*** EXERCISE DATA ***

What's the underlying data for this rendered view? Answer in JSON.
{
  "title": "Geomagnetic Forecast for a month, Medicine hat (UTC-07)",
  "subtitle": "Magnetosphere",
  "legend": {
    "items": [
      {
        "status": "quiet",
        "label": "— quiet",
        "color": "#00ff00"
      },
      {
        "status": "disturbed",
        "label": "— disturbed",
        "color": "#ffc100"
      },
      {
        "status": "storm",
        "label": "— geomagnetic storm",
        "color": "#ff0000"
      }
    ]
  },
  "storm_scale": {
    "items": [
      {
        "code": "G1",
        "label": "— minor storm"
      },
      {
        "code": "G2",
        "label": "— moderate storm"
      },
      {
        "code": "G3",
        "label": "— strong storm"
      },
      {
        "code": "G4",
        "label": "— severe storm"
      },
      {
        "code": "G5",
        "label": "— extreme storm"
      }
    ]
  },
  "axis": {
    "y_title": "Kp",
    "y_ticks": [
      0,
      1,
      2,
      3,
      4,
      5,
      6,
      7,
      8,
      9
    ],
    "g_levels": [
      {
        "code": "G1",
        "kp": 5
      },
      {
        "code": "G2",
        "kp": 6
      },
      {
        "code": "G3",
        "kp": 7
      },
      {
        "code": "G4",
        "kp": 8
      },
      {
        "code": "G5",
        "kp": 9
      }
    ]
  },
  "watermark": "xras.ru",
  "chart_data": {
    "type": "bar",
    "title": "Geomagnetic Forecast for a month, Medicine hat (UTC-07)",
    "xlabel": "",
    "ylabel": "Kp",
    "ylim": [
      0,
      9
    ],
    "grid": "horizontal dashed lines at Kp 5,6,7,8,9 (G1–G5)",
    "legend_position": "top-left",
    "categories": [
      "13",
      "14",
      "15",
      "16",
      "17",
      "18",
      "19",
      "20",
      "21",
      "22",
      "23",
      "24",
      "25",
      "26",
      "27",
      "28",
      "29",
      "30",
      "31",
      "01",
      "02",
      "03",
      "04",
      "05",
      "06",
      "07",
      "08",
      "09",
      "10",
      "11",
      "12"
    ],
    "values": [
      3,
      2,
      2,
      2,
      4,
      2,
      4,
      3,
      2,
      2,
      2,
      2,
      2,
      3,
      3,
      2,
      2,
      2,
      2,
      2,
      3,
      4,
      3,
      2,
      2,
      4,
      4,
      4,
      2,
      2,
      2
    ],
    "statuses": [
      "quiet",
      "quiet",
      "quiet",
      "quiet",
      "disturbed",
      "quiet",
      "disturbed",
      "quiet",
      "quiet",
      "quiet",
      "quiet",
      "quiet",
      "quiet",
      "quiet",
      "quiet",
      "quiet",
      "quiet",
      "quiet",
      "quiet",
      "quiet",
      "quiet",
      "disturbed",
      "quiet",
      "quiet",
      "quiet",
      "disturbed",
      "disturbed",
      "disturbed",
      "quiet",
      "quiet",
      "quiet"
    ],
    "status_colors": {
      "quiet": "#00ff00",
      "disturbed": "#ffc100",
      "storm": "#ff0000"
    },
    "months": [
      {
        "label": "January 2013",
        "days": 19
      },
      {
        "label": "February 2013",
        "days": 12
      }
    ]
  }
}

***

Your answer should be only a number: how many lines of the data above contain the string "Forecast"?

2